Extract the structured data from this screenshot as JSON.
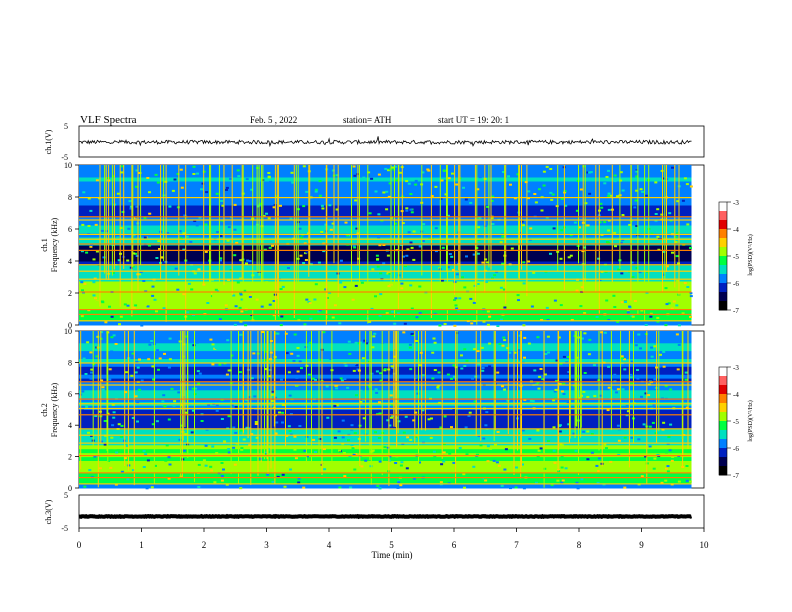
{
  "header": {
    "title": "VLF  Spectra",
    "date": "Feb. 5  , 2022",
    "station": "station= ATH",
    "start": "start  UT  =    19: 20: 1"
  },
  "colorbar": {
    "label": "log(PSD)(V²/Hz)",
    "ticks": [
      "-3",
      "-4",
      "-5",
      "-6",
      "-7"
    ],
    "colors": [
      "#ffffff",
      "#ff6060",
      "#e00000",
      "#ff8000",
      "#ffd000",
      "#a0ff00",
      "#00ff40",
      "#00e0c0",
      "#0080ff",
      "#0020c0",
      "#000050",
      "#000000"
    ]
  },
  "chart_data": [
    {
      "type": "line",
      "panel": "ch1-waveform",
      "ylabel": "ch.1(V)",
      "yticks": [
        "5",
        "-5"
      ],
      "ylim": [
        -5,
        5
      ],
      "xlim": [
        0,
        10
      ],
      "series": [
        {
          "baseline": -0.2,
          "noise_amplitude": 0.6,
          "color": "#000000"
        }
      ]
    },
    {
      "type": "heatmap",
      "panel": "ch1-spectrogram",
      "ylabel": "ch.1\nFrequency (kHz)",
      "ylabel_lines": [
        "ch.1",
        "Frequency  (kHz)"
      ],
      "yticks": [
        "0",
        "2",
        "4",
        "6",
        "8",
        "10"
      ],
      "ylim": [
        0,
        10
      ],
      "xlim": [
        0,
        9.8
      ],
      "zlim": [
        -7,
        -3
      ]
    },
    {
      "type": "heatmap",
      "panel": "ch2-spectrogram",
      "ylabel_lines": [
        "ch.2",
        "Frequency  (kHz)"
      ],
      "yticks": [
        "0",
        "2",
        "4",
        "6",
        "8",
        "10"
      ],
      "ylim": [
        0,
        10
      ],
      "xlim": [
        0,
        9.8
      ],
      "zlim": [
        -7,
        -3
      ]
    },
    {
      "type": "line",
      "panel": "ch3-waveform",
      "ylabel": "ch.3(V)",
      "yticks": [
        "5",
        "-5"
      ],
      "ylim": [
        -5,
        5
      ],
      "xlim": [
        0,
        10
      ],
      "series": [
        {
          "baseline": -1.5,
          "noise_amplitude": 0.1,
          "color": "#000000"
        }
      ]
    }
  ],
  "xaxis": {
    "label": "Time  (min)",
    "ticks": [
      "0",
      "1",
      "2",
      "3",
      "4",
      "5",
      "6",
      "7",
      "8",
      "9",
      "10"
    ],
    "xlim": [
      0,
      10
    ]
  }
}
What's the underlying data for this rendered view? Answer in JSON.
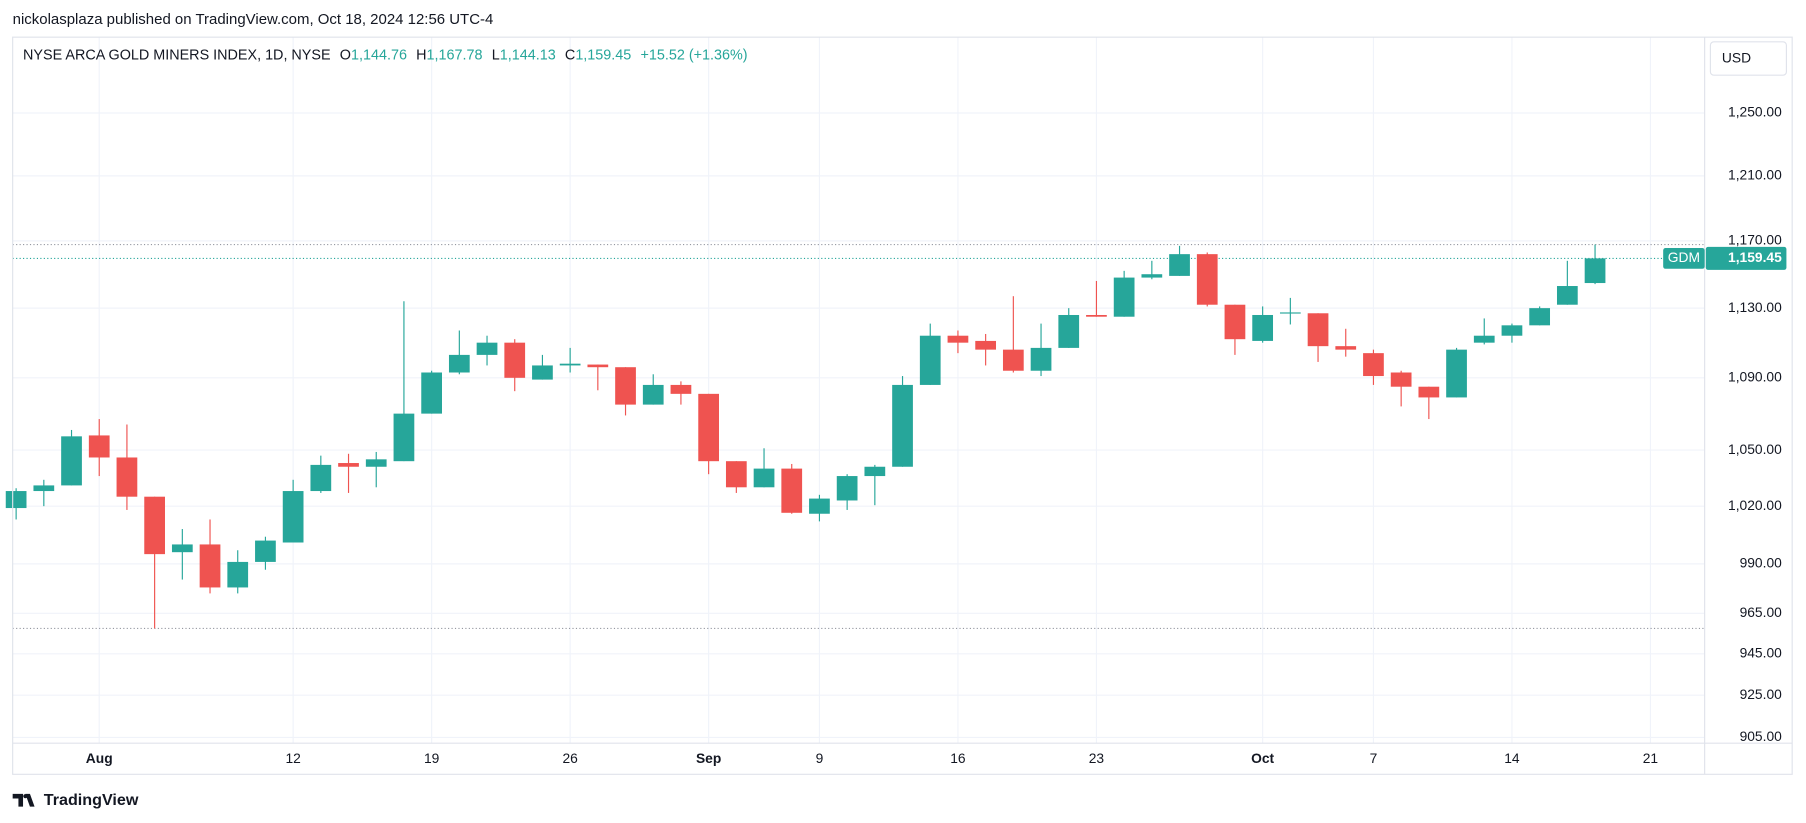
{
  "header": {
    "publisher": "nickolasplaza published on TradingView.com, Oct 18, 2024 12:56 UTC-4",
    "footer": "TradingView"
  },
  "chart_data": {
    "type": "candlestick",
    "title": "NYSE ARCA GOLD MINERS INDEX, 1D, NYSE",
    "ohlc_legend": [
      {
        "key": "O",
        "value": "1,144.76"
      },
      {
        "key": "H",
        "value": "1,167.78"
      },
      {
        "key": "L",
        "value": "1,144.13"
      },
      {
        "key": "C",
        "value": "1,159.45"
      }
    ],
    "change": "+15.52 (+1.36%)",
    "currency": "USD",
    "symbol": "GDM",
    "last_label": "1,159.45",
    "categories": [
      null,
      null,
      null,
      "Aug",
      null,
      null,
      null,
      null,
      null,
      null,
      "12",
      null,
      null,
      null,
      null,
      "19",
      null,
      null,
      null,
      null,
      "26",
      null,
      null,
      null,
      null,
      "Sep",
      null,
      null,
      null,
      "9",
      null,
      null,
      null,
      null,
      "16",
      null,
      null,
      null,
      null,
      "23",
      null,
      null,
      null,
      null,
      null,
      "Oct",
      null,
      null,
      null,
      "7",
      null,
      null,
      null,
      null,
      "14",
      null,
      null,
      null,
      null,
      "21"
    ],
    "open": [
      1019,
      1028,
      1031,
      1058,
      1046,
      1025,
      996,
      1000,
      978,
      991,
      1001,
      1028,
      1043,
      1041,
      1044,
      1070,
      1093,
      1103,
      1110,
      1089,
      1097,
      1097.5,
      1096,
      1075,
      1086,
      1081,
      1044,
      1030,
      1040,
      1016,
      1023,
      1036,
      1041,
      1086,
      1114,
      1111,
      1106,
      1094,
      1107,
      1126,
      1125,
      1148,
      1149,
      1162,
      1132,
      1111,
      1127,
      1127,
      1108,
      1104,
      1093,
      1085,
      1079,
      1110,
      1114,
      1120,
      1132,
      1144.76,
      null,
      null
    ],
    "high": [
      1029.5,
      1034,
      1061,
      1067,
      1064,
      1025,
      1008,
      1013,
      997,
      1004,
      1034,
      1047,
      1048,
      1049,
      1134,
      1094,
      1117,
      1114,
      1112,
      1103,
      1107,
      1097.5,
      1096,
      1092,
      1088,
      1081,
      1044,
      1051,
      1042.5,
      1026,
      1037,
      1042,
      1091,
      1121,
      1117,
      1115,
      1137,
      1121,
      1130,
      1146,
      1152,
      1158,
      1167,
      1163,
      1132,
      1131,
      1136,
      1127,
      1118,
      1106,
      1094,
      1085,
      1107,
      1124,
      1121,
      1131,
      1158,
      1167.78,
      null,
      null
    ],
    "low": [
      1013,
      1020,
      1031,
      1036,
      1018,
      957.5,
      982,
      975,
      975,
      987,
      1001,
      1027,
      1027,
      1030,
      1044,
      1070,
      1092,
      1097,
      1082.5,
      1089,
      1093,
      1083,
      1069,
      1075,
      1075,
      1037,
      1027,
      1030,
      1016,
      1012,
      1018,
      1020.5,
      1041,
      1086,
      1104,
      1097,
      1093,
      1091,
      1107,
      1125,
      1125,
      1147,
      1149,
      1131,
      1103,
      1110,
      1120.5,
      1099,
      1102,
      1086,
      1074,
      1067,
      1079,
      1109,
      1110,
      1120,
      1132,
      1144.13,
      null,
      null
    ],
    "close": [
      1028,
      1031,
      1057.5,
      1046,
      1025,
      995,
      1000,
      978,
      991,
      1002,
      1028,
      1042,
      1041,
      1045,
      1070,
      1093,
      1103,
      1110,
      1090,
      1097,
      1098,
      1096,
      1075,
      1086,
      1081,
      1044,
      1030,
      1040,
      1016.5,
      1024,
      1036,
      1041,
      1086,
      1114,
      1110,
      1106,
      1094,
      1107,
      1126,
      1125,
      1148,
      1150,
      1162,
      1132,
      1112,
      1126,
      1127.5,
      1108,
      1106,
      1091,
      1085,
      1079,
      1106,
      1114,
      1120,
      1130,
      1143,
      1159.45,
      null,
      null
    ],
    "up_color": "#26a69a",
    "down_color": "#ef5350",
    "ylim": [
      902.3,
      1300
    ],
    "log_scale": true,
    "yticks": [
      {
        "value": 905,
        "label": "905.00"
      },
      {
        "value": 925,
        "label": "925.00"
      },
      {
        "value": 945,
        "label": "945.00"
      },
      {
        "value": 965,
        "label": "965.00"
      },
      {
        "value": 990,
        "label": "990.00"
      },
      {
        "value": 1020,
        "label": "1,020.00"
      },
      {
        "value": 1050,
        "label": "1,050.00"
      },
      {
        "value": 1090,
        "label": "1,090.00"
      },
      {
        "value": 1130,
        "label": "1,130.00"
      },
      {
        "value": 1170,
        "label": "1,170.00"
      },
      {
        "value": 1210,
        "label": "1,210.00"
      },
      {
        "value": 1250,
        "label": "1,250.00"
      }
    ],
    "grid": true
  }
}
....
Copy out each line of the data containing the string "waveform".

      "panel": "ch1-waveform",
      "panel": "ch3-waveform",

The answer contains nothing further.